* Given data:
★ ★ ★ ★ ★

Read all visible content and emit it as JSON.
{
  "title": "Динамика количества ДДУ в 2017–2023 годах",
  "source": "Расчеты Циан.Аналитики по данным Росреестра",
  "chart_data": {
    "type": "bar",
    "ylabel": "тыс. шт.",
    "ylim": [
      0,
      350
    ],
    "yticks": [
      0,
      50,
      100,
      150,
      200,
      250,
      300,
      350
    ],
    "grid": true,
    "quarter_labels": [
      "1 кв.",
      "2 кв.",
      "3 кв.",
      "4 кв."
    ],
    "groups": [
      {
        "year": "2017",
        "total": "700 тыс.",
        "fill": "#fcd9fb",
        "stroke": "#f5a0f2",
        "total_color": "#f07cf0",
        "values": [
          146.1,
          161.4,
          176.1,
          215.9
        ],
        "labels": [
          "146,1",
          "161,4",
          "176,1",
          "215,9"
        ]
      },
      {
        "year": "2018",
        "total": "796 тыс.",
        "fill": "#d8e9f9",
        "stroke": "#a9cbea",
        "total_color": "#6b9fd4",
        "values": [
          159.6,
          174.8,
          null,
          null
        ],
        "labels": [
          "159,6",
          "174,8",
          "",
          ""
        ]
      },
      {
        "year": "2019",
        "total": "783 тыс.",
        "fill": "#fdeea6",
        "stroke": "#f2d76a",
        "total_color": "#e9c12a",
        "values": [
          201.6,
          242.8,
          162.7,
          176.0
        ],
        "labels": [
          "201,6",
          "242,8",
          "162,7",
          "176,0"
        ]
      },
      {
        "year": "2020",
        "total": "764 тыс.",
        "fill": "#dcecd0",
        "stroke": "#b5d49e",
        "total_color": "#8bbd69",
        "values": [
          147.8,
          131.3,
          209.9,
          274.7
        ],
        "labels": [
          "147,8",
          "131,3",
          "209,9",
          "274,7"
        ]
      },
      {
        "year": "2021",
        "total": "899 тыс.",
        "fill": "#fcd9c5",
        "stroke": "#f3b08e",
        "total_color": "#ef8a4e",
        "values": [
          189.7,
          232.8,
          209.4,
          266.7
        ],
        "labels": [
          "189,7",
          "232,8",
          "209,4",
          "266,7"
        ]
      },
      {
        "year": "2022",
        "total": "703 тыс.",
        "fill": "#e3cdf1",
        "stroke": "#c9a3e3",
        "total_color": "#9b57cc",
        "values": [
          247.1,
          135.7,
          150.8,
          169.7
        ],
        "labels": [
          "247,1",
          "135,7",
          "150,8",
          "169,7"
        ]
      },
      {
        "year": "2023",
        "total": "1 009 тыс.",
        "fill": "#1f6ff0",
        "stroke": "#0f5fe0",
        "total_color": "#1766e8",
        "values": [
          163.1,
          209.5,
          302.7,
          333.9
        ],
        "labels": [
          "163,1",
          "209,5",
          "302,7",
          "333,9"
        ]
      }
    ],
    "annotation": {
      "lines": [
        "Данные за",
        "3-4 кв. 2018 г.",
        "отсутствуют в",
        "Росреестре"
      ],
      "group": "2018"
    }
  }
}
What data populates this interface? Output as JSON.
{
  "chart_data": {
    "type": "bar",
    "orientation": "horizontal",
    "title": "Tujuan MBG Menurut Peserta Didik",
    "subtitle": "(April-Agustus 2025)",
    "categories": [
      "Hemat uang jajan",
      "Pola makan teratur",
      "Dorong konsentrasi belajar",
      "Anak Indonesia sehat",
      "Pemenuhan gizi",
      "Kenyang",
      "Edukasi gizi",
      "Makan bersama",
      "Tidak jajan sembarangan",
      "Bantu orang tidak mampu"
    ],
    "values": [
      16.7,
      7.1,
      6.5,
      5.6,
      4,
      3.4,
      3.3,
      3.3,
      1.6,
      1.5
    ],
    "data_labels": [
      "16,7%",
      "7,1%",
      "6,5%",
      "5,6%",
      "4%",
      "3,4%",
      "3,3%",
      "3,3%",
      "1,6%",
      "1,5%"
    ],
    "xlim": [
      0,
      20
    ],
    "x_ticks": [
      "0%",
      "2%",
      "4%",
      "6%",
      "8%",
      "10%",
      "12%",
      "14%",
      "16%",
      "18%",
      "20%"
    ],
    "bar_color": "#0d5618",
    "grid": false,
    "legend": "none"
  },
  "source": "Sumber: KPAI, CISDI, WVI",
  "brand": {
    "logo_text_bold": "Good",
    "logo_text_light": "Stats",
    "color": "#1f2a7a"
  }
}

★ ★ ★ ★ ★

* Directions for this task:
Identify the lines in the entries that hold "stroke" and return each one.

* Solution for this problem:
        "stroke": "#f5a0f2",
        "stroke": "#a9cbea",
        "stroke": "#f2d76a",
        "stroke": "#b5d49e",
        "stroke": "#f3b08e",
        "stroke": "#c9a3e3",
        "stroke": "#0f5fe0",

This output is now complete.